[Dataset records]
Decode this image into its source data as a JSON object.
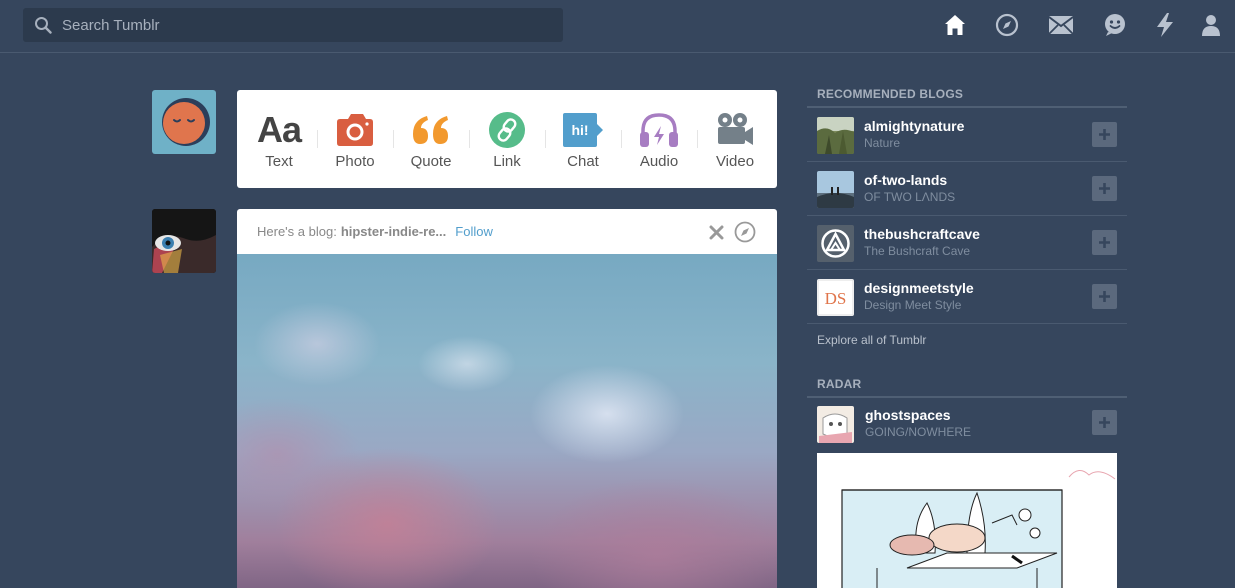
{
  "header": {
    "search_placeholder": "Search Tumblr",
    "nav_icons": [
      "home-icon",
      "explore-icon",
      "inbox-icon",
      "messaging-icon",
      "activity-icon",
      "account-icon"
    ]
  },
  "post_types": [
    {
      "label": "Text",
      "icon": "text-icon",
      "color": "#444444"
    },
    {
      "label": "Photo",
      "icon": "camera-icon",
      "color": "#d95e40"
    },
    {
      "label": "Quote",
      "icon": "quote-icon",
      "color": "#f2992e"
    },
    {
      "label": "Link",
      "icon": "link-icon",
      "color": "#56bc8a"
    },
    {
      "label": "Chat",
      "icon": "chat-icon",
      "color": "#529ecc"
    },
    {
      "label": "Audio",
      "icon": "headphones-icon",
      "color": "#a77dc2"
    },
    {
      "label": "Video",
      "icon": "video-camera-icon",
      "color": "#748089"
    }
  ],
  "recommended_post": {
    "intro": "Here's a blog:",
    "blog_name": "hipster-indie-re...",
    "follow_label": "Follow"
  },
  "sidebar": {
    "recommended_title": "RECOMMENDED BLOGS",
    "blogs": [
      {
        "name": "almightynature",
        "title": "Nature"
      },
      {
        "name": "of-two-lands",
        "title": "OF TWO LΛNDS"
      },
      {
        "name": "thebushcraftcave",
        "title": "The Bushcraft Cave"
      },
      {
        "name": "designmeetstyle",
        "title": "Design Meet Style",
        "thumb_text": "DS"
      }
    ],
    "explore_label": "Explore all of Tumblr",
    "radar_title": "RADAR",
    "radar": {
      "name": "ghostspaces",
      "title": "GOING/NOWHERE"
    }
  },
  "colors": {
    "background": "#36465d",
    "link_blue": "#529ecc"
  }
}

◆ Exercise aim ◆
Your task is to set down the records shown above exactly, minus any pictures.

◆ Final result ◆
Decode this image into its source data as a JSON object.
{
  "header": {
    "search_placeholder": "Search Tumblr",
    "nav_icons": [
      "home-icon",
      "explore-icon",
      "inbox-icon",
      "messaging-icon",
      "activity-icon",
      "account-icon"
    ]
  },
  "post_types": [
    {
      "label": "Text",
      "icon": "text-icon",
      "color": "#444444"
    },
    {
      "label": "Photo",
      "icon": "camera-icon",
      "color": "#d95e40"
    },
    {
      "label": "Quote",
      "icon": "quote-icon",
      "color": "#f2992e"
    },
    {
      "label": "Link",
      "icon": "link-icon",
      "color": "#56bc8a"
    },
    {
      "label": "Chat",
      "icon": "chat-icon",
      "color": "#529ecc"
    },
    {
      "label": "Audio",
      "icon": "headphones-icon",
      "color": "#a77dc2"
    },
    {
      "label": "Video",
      "icon": "video-camera-icon",
      "color": "#748089"
    }
  ],
  "recommended_post": {
    "intro": "Here's a blog:",
    "blog_name": "hipster-indie-re...",
    "follow_label": "Follow"
  },
  "sidebar": {
    "recommended_title": "RECOMMENDED BLOGS",
    "blogs": [
      {
        "name": "almightynature",
        "title": "Nature"
      },
      {
        "name": "of-two-lands",
        "title": "OF TWO LΛNDS"
      },
      {
        "name": "thebushcraftcave",
        "title": "The Bushcraft Cave"
      },
      {
        "name": "designmeetstyle",
        "title": "Design Meet Style",
        "thumb_text": "DS"
      }
    ],
    "explore_label": "Explore all of Tumblr",
    "radar_title": "RADAR",
    "radar": {
      "name": "ghostspaces",
      "title": "GOING/NOWHERE"
    }
  },
  "colors": {
    "background": "#36465d",
    "link_blue": "#529ecc"
  }
}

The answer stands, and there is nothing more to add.